◆ Objective
Report all lines holding "overall".

◆ Rows

#####

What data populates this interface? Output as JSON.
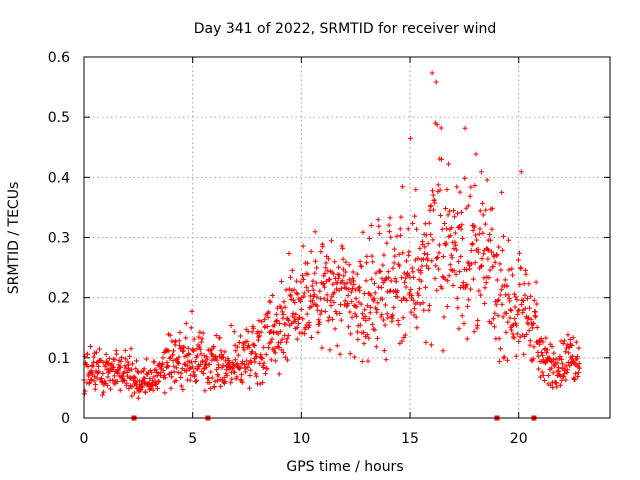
{
  "chart_data": {
    "type": "scatter",
    "title": "Day 341 of 2022, SRMTID for receiver wind",
    "xlabel": "GPS time / hours",
    "ylabel": "SRMTID / TECUs",
    "xlim": [
      0,
      24.2
    ],
    "ylim": [
      0,
      0.6
    ],
    "x_ticks": [
      0,
      5,
      10,
      15,
      20
    ],
    "y_ticks": [
      0,
      0.1,
      0.2,
      0.3,
      0.4,
      0.5,
      0.6
    ],
    "x_tick_labels": [
      "0",
      "5",
      "10",
      "15",
      "20"
    ],
    "y_tick_labels": [
      "0",
      "0.1",
      "0.2",
      "0.3",
      "0.4",
      "0.5",
      "0.6"
    ],
    "grid": true,
    "marker": "+",
    "color": "#ff0000",
    "gap_markers_x": [
      2.3,
      5.7,
      19.0,
      20.7
    ],
    "series": [
      {
        "name": "SRMTID",
        "points_note": "~1380 samples, 1-min spacing, trend values (hour, TECU)",
        "trend_x": [
          0,
          1,
          2,
          2.4,
          3,
          4,
          5,
          6,
          7,
          8,
          9,
          10,
          11,
          12,
          13,
          14,
          15,
          16,
          17,
          18,
          18.6,
          19,
          20,
          20.8,
          21,
          22,
          22.8
        ],
        "trend_y": [
          0.08,
          0.085,
          0.075,
          0.06,
          0.06,
          0.1,
          0.1,
          0.085,
          0.09,
          0.12,
          0.16,
          0.2,
          0.22,
          0.19,
          0.19,
          0.22,
          0.22,
          0.28,
          0.28,
          0.27,
          0.26,
          0.2,
          0.19,
          0.16,
          0.09,
          0.09,
          0.11
        ]
      }
    ]
  }
}
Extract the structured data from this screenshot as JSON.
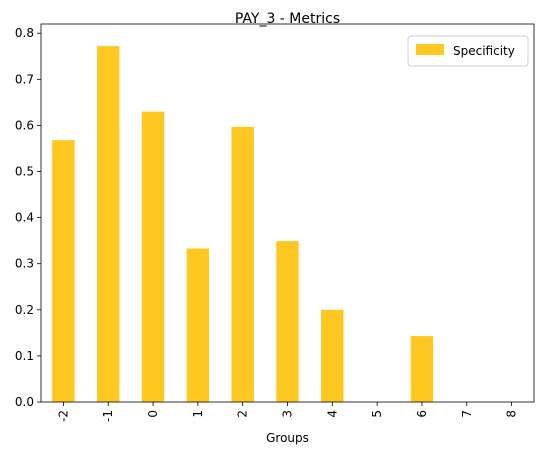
{
  "chart_data": {
    "type": "bar",
    "title": "PAY_3 - Metrics",
    "xlabel": "Groups",
    "ylabel": "",
    "categories": [
      "-2",
      "-1",
      "0",
      "1",
      "2",
      "3",
      "4",
      "5",
      "6",
      "7",
      "8"
    ],
    "series": [
      {
        "name": "Specificity",
        "values": [
          0.568,
          0.772,
          0.63,
          0.333,
          0.597,
          0.349,
          0.2,
          0.0,
          0.143,
          0.0,
          0.0
        ]
      }
    ],
    "ylim": [
      0,
      0.82
    ],
    "yticks": [
      "0.0",
      "0.1",
      "0.2",
      "0.3",
      "0.4",
      "0.5",
      "0.6",
      "0.7",
      "0.8"
    ],
    "ytick_values": [
      0,
      0.1,
      0.2,
      0.3,
      0.4,
      0.5,
      0.6,
      0.7,
      0.8
    ],
    "grid": false,
    "legend_position": "top-right",
    "colors": {
      "bar": "#FFC722",
      "axis": "#000000",
      "background": "#ffffff"
    }
  }
}
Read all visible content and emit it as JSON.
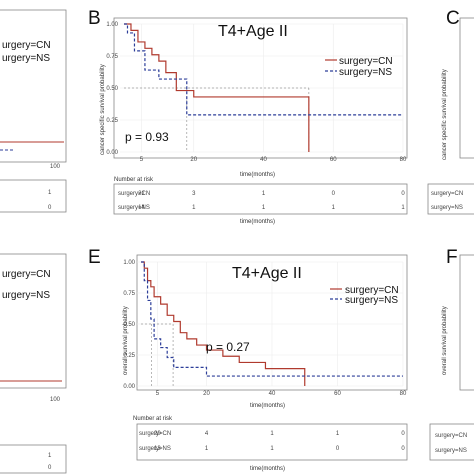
{
  "colors": {
    "cn": "#b03a2e",
    "ns": "#2c3e99",
    "frame": "#888888",
    "grid": "#ececec",
    "median": "#999999"
  },
  "panels": {
    "B": {
      "letter": "B"
    },
    "C": {
      "letter": "C"
    },
    "E": {
      "letter": "E"
    },
    "F": {
      "letter": "F"
    }
  },
  "left_partial": {
    "top_legend": [
      "urgery=CN",
      "urgery=NS"
    ],
    "top_tick": "100",
    "top_risk_values": [
      "1",
      "0"
    ],
    "bottom_legend": [
      "urgery=CN",
      "urgery=NS"
    ],
    "bottom_tick": "100",
    "bottom_risk_values": [
      "1",
      "0"
    ]
  },
  "right_partial": {
    "C_ylabel": "cancer specific survival probability",
    "C_risk_labels": [
      "surgery=CN",
      "surgery=NS"
    ],
    "F_ylabel": "overall survival probability",
    "F_risk_labels": [
      "surgery=CN",
      "surgery=NS"
    ]
  },
  "chart_data": [
    {
      "type": "line",
      "panel": "B",
      "title": "T4+Age II",
      "ylabel": "cancer specific survival probability",
      "xlabel": "time(months)",
      "xlim": [
        0,
        80
      ],
      "ylim": [
        0,
        1
      ],
      "x_ticks": [
        "5",
        "20",
        "40",
        "60",
        "80"
      ],
      "y_ticks": [
        "0.00",
        "0.25",
        "0.50",
        "0.75",
        "1.00"
      ],
      "grid": true,
      "legend_position": "top-right",
      "p_value": "p = 0.93",
      "series": [
        {
          "name": "surgery=CN",
          "color": "#b03a2e",
          "dash": "solid",
          "steps": [
            [
              0,
              1.0
            ],
            [
              2,
              0.95
            ],
            [
              4,
              0.86
            ],
            [
              6,
              0.81
            ],
            [
              8,
              0.76
            ],
            [
              10,
              0.71
            ],
            [
              12,
              0.62
            ],
            [
              15,
              0.48
            ],
            [
              20,
              0.43
            ],
            [
              53,
              0.43
            ],
            [
              53,
              0.0
            ]
          ]
        },
        {
          "name": "surgery=NS",
          "color": "#2c3e99",
          "dash": "dashed",
          "steps": [
            [
              0,
              1.0
            ],
            [
              1,
              0.93
            ],
            [
              3,
              0.79
            ],
            [
              6,
              0.64
            ],
            [
              10,
              0.57
            ],
            [
              18,
              0.57
            ],
            [
              18,
              0.29
            ],
            [
              80,
              0.29
            ]
          ]
        }
      ],
      "risk_table": {
        "title": "Number at risk",
        "xlabel": "time(months)",
        "x_ticks": [
          "5",
          "20",
          "40",
          "60",
          "80"
        ],
        "rows": [
          {
            "label": "surgery=CN",
            "values": [
              "21",
              "3",
              "1",
              "0",
              "0"
            ]
          },
          {
            "label": "surgery=NS",
            "values": [
              "14",
              "1",
              "1",
              "1",
              "1"
            ]
          }
        ]
      }
    },
    {
      "type": "line",
      "panel": "E",
      "title": "T4+Age II",
      "ylabel": "overall survival probability",
      "xlabel": "time(months)",
      "xlim": [
        0,
        80
      ],
      "ylim": [
        0,
        1
      ],
      "x_ticks": [
        "5",
        "20",
        "40",
        "60",
        "80"
      ],
      "y_ticks": [
        "0.00",
        "0.25",
        "0.50",
        "0.75",
        "1.00"
      ],
      "grid": true,
      "legend_position": "top-right",
      "p_value": "p = 0.27",
      "series": [
        {
          "name": "surgery=CN",
          "color": "#b03a2e",
          "dash": "solid",
          "steps": [
            [
              0,
              1.0
            ],
            [
              1,
              0.95
            ],
            [
              2,
              0.85
            ],
            [
              3,
              0.8
            ],
            [
              4,
              0.72
            ],
            [
              6,
              0.66
            ],
            [
              8,
              0.57
            ],
            [
              10,
              0.52
            ],
            [
              12,
              0.43
            ],
            [
              14,
              0.38
            ],
            [
              17,
              0.33
            ],
            [
              20,
              0.29
            ],
            [
              25,
              0.24
            ],
            [
              30,
              0.19
            ],
            [
              38,
              0.14
            ],
            [
              50,
              0.14
            ],
            [
              50,
              0.0
            ]
          ]
        },
        {
          "name": "surgery=NS",
          "color": "#2c3e99",
          "dash": "dashed",
          "steps": [
            [
              0,
              1.0
            ],
            [
              1,
              0.85
            ],
            [
              2,
              0.69
            ],
            [
              3,
              0.54
            ],
            [
              4,
              0.38
            ],
            [
              6,
              0.31
            ],
            [
              8,
              0.23
            ],
            [
              10,
              0.15
            ],
            [
              20,
              0.08
            ],
            [
              80,
              0.08
            ]
          ]
        }
      ],
      "risk_table": {
        "title": "Number at risk",
        "xlabel": "time(months)",
        "x_ticks": [
          "5",
          "20",
          "40",
          "60",
          "80"
        ],
        "rows": [
          {
            "label": "surgery=CN",
            "values": [
              "20",
              "4",
              "1",
              "1",
              "0"
            ]
          },
          {
            "label": "surgery=NS",
            "values": [
              "13",
              "1",
              "1",
              "0",
              "0"
            ]
          }
        ]
      }
    }
  ]
}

#####

◆ Answer below
    "F_ylabel": "overall survival probability",
      "ylabel": "overall survival probability",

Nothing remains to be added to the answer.